WHAT YOU NEED TO DO:
Here are records with pictures in them. Copy all of them exactly and leave the pictures out.

Entries from a dataset:
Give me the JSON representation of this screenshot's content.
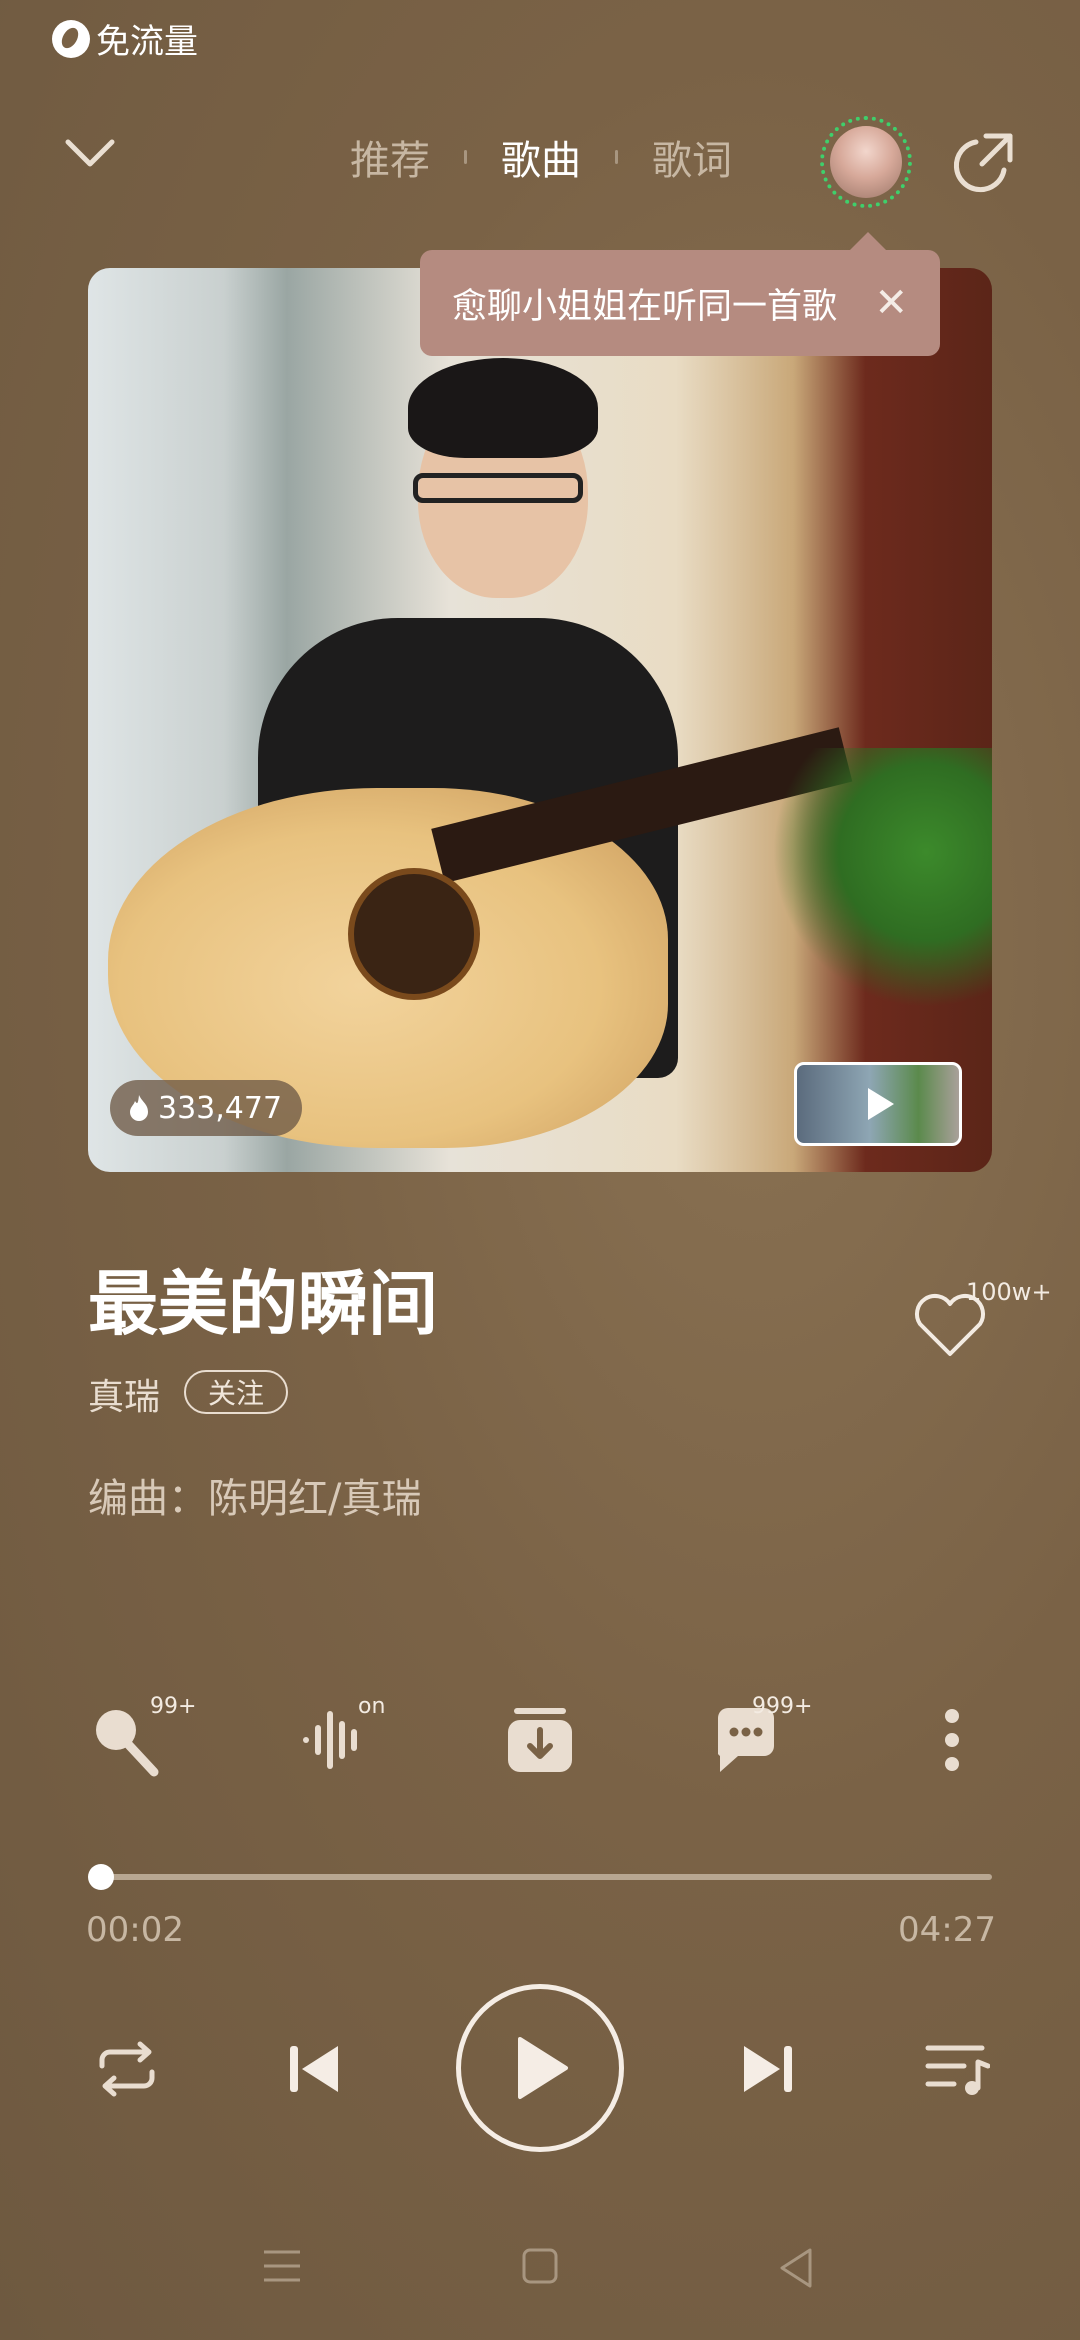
{
  "status": {
    "traffic_label": "免流量"
  },
  "header": {
    "tabs": [
      {
        "label": "推荐"
      },
      {
        "label": "歌曲"
      },
      {
        "label": "歌词"
      }
    ],
    "active_tab": "歌曲"
  },
  "tooltip": {
    "text": "愈聊小姐姐在听同一首歌",
    "close": "✕"
  },
  "cover": {
    "hot_count": "333,477"
  },
  "song": {
    "title": "最美的瞬间",
    "artist": "真瑞",
    "follow_label": "关注",
    "composer": "编曲：陈明红/真瑞",
    "likes": "100w+"
  },
  "actions": {
    "sing_badge": "99+",
    "effect_badge": "on",
    "comment_badge": "999+"
  },
  "player": {
    "current_time": "00:02",
    "total_time": "04:27",
    "progress": 0.008
  },
  "colors": {
    "accent_ring": "#3fcf6b",
    "tooltip_bg": "#b58b80",
    "background": "#7a6246"
  }
}
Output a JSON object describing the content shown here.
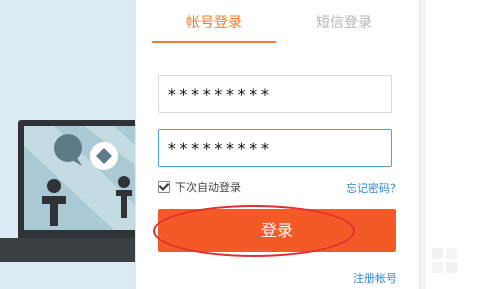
{
  "tabs": [
    {
      "label": "帐号登录",
      "active": true
    },
    {
      "label": "短信登录",
      "active": false
    }
  ],
  "inputs": {
    "account_value": "*********",
    "password_value": "*********"
  },
  "remember": {
    "label": "下次自动登录",
    "checked": true
  },
  "forgot_link": "忘记密码？",
  "login_button": "登录",
  "register_link": "注册帐号",
  "colors": {
    "accent_tab": "#f07b2a",
    "login_button": "#f45a28",
    "link": "#2e86d1",
    "highlight_ellipse": "#e03030",
    "focus_border": "#4fa3dc"
  },
  "icons": {
    "laptop_illustration": "laptop-illustration",
    "checkbox": "checkbox-checked"
  }
}
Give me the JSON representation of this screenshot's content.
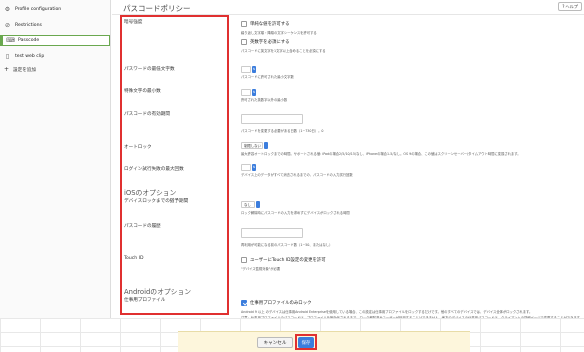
{
  "sidebar": {
    "items": [
      {
        "label": "Profile configuration",
        "icon": "profile-icon"
      },
      {
        "label": "Restrictions",
        "icon": "restrictions-icon"
      },
      {
        "label": "Passcode",
        "icon": "keypad-icon",
        "selected": true
      },
      {
        "label": "test web clip",
        "icon": "web-clip-icon"
      }
    ],
    "add_label": "設定を追加"
  },
  "header": {
    "title": "パスコードポリシー",
    "help_label": "ヘルプ"
  },
  "labels": {
    "strength": "暗号強度",
    "min_length": "パスワードの最低文字数",
    "special_chars": "特殊文字の最小数",
    "validity": "パスコードの有効期間",
    "autolock": "オートロック",
    "max_failed": "ログイン試行失敗の最大回数",
    "ios_section": "iOSのオプション",
    "grace": "デバイスロックまでの猶予期間",
    "history": "パスコードの履歴",
    "touchid": "Touch ID",
    "android_section": "Androidのオプション",
    "work_profile": "仕事用プロファイル"
  },
  "controls": {
    "allow_simple": "単純な値を許可する",
    "allow_simple_desc": "繰り返し文字順・降順の文字シーケンスを許可する",
    "require_alnum": "英数字を必須にする",
    "require_alnum_desc": "パスコードに英文字を1文字以上含めることを必須にする",
    "min_length_desc": "パスコードに許可された最小文字数",
    "special_desc": "許可された英数字以外の最小数",
    "validity_desc": "パスコードを変更する必要がある日数（1~730日）。0",
    "autolock_value": "制限しない",
    "autolock_desc": "最大許容オートロックまでの時間。サポートされる値: iPadの場合2/5/10/15/なし、iPhoneの場合1-5/なし。OS 9の場合、この値はスクリーンセーバー/タイムアウト時間に変換されます。",
    "max_failed_desc": "デバイス上のデータがすべて消去されるまでの、パスコードの入力試行回数",
    "grace_value": "なし",
    "grace_desc": "ロック解除時にパスコードの入力を求めずにデバイスがロックされる時間",
    "history_desc": "再利用が可能になる前のパスコード数（1~50、またはなし）",
    "touchid_label": "ユーザーにTouch ID設定の変更を許可",
    "touchid_desc": "\"デバイス監視対象\"が必要",
    "work_lock_label": "仕事用プロファイルのみロック",
    "work_lock_desc1": "Android 9 以上 のデバイスは仕事用Android Enterpriseを使用している場合、この設定は仕事用プロファイルをロックするだけです。他のすべてのデバイスでは、デバイス全体がロックされます。",
    "work_lock_desc2": "注意：仕事用プロファイルのパスコードは、プロファイルを無効化されるまで、ロック解除済みユーザーが利用することはできません。他方のデバイスの仕事用パスコードは、クライアントの詳細ページで変更することができます。"
  },
  "footer": {
    "cancel_label": "キャンセル",
    "save_label": "保存"
  },
  "colors": {
    "accent": "#3b7ddd",
    "highlight": "#e03030",
    "selected_border": "#6aa84f",
    "footer_bg": "#fdf6dc"
  }
}
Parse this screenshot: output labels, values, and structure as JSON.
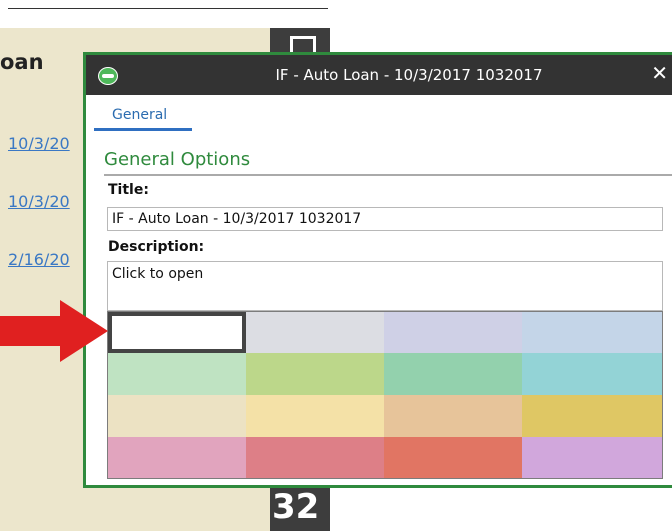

EXPECTED OUTPUT:
Give me the JSON representation of this screenshot's content.
{
  "status": {
    "traffic_label": "免流量"
  },
  "header": {
    "tabs": [
      {
        "label": "推荐"
      },
      {
        "label": "歌曲"
      },
      {
        "label": "歌词"
      }
    ],
    "active_tab": "歌曲"
  },
  "tooltip": {
    "text": "愈聊小姐姐在听同一首歌",
    "close": "✕"
  },
  "cover": {
    "hot_count": "333,477"
  },
  "song": {
    "title": "最美的瞬间",
    "artist": "真瑞",
    "follow_label": "关注",
    "composer": "编曲：陈明红/真瑞",
    "likes": "100w+"
  },
  "actions": {
    "sing_badge": "99+",
    "effect_badge": "on",
    "comment_badge": "999+"
  },
  "player": {
    "current_time": "00:02",
    "total_time": "04:27",
    "progress": 0.008
  },
  "colors": {
    "accent_ring": "#3fcf6b",
    "tooltip_bg": "#b58b80",
    "background": "#7a6246"
  }
}
Output a JSON object describing the content shown here.
{
  "tabs": [
    {
      "label": "帐号登录",
      "active": true
    },
    {
      "label": "短信登录",
      "active": false
    }
  ],
  "inputs": {
    "account_value": "*********",
    "password_value": "*********"
  },
  "remember": {
    "label": "下次自动登录",
    "checked": true
  },
  "forgot_link": "忘记密码？",
  "login_button": "登录",
  "register_link": "注册帐号",
  "colors": {
    "accent_tab": "#f07b2a",
    "login_button": "#f45a28",
    "link": "#2e86d1",
    "highlight_ellipse": "#e03030",
    "focus_border": "#4fa3dc"
  },
  "icons": {
    "laptop_illustration": "laptop-illustration",
    "checkbox": "checkbox-checked"
  }
}
Give me the JSON representation of this screenshot's content.
{
  "sidebar": {
    "items": [
      {
        "label": "Profile configuration",
        "icon": "profile-icon"
      },
      {
        "label": "Restrictions",
        "icon": "restrictions-icon"
      },
      {
        "label": "Passcode",
        "icon": "keypad-icon",
        "selected": true
      },
      {
        "label": "test web clip",
        "icon": "web-clip-icon"
      }
    ],
    "add_label": "設定を追加"
  },
  "header": {
    "title": "パスコードポリシー",
    "help_label": "ヘルプ"
  },
  "labels": {
    "strength": "暗号強度",
    "min_length": "パスワードの最低文字数",
    "special_chars": "特殊文字の最小数",
    "validity": "パスコードの有効期間",
    "autolock": "オートロック",
    "max_failed": "ログイン試行失敗の最大回数",
    "ios_section": "iOSのオプション",
    "grace": "デバイスロックまでの猶予期間",
    "history": "パスコードの履歴",
    "touchid": "Touch ID",
    "android_section": "Androidのオプション",
    "work_profile": "仕事用プロファイル"
  },
  "controls": {
    "allow_simple": "単純な値を許可する",
    "allow_simple_desc": "繰り返し文字順・降順の文字シーケンスを許可する",
    "require_alnum": "英数字を必須にする",
    "require_alnum_desc": "パスコードに英文字を1文字以上含めることを必須にする",
    "min_length_desc": "パスコードに許可された最小文字数",
    "special_desc": "許可された英数字以外の最小数",
    "validity_desc": "パスコードを変更する必要がある日数（1~730日）。0",
    "autolock_value": "制限しない",
    "autolock_desc": "最大許容オートロックまでの時間。サポートされる値: iPadの場合2/5/10/15/なし、iPhoneの場合1-5/なし。OS 9の場合、この値はスクリーンセーバー/タイムアウト時間に変換されます。",
    "max_failed_desc": "デバイス上のデータがすべて消去されるまでの、パスコードの入力試行回数",
    "grace_value": "なし",
    "grace_desc": "ロック解除時にパスコードの入力を求めずにデバイスがロックされる時間",
    "history_desc": "再利用が可能になる前のパスコード数（1~50、またはなし）",
    "touchid_label": "ユーザーにTouch ID設定の変更を許可",
    "touchid_desc": "\"デバイス監視対象\"が必要",
    "work_lock_label": "仕事用プロファイルのみロック",
    "work_lock_desc1": "Android 9 以上 のデバイスは仕事用Android Enterpriseを使用している場合、この設定は仕事用プロファイルをロックするだけです。他のすべてのデバイスでは、デバイス全体がロックされます。",
    "work_lock_desc2": "注意：仕事用プロファイルのパスコードは、プロファイルを無効化されるまで、ロック解除済みユーザーが利用することはできません。他方のデバイスの仕事用パスコードは、クライアントの詳細ページで変更することができます。"
  },
  "footer": {
    "cancel_label": "キャンセル",
    "save_label": "保存"
  },
  "colors": {
    "accent": "#3b7ddd",
    "highlight": "#e03030",
    "selected_border": "#6aa84f",
    "footer_bg": "#fdf6dc"
  }
}
Parse this screenshot: output labels, values, and structure as JSON.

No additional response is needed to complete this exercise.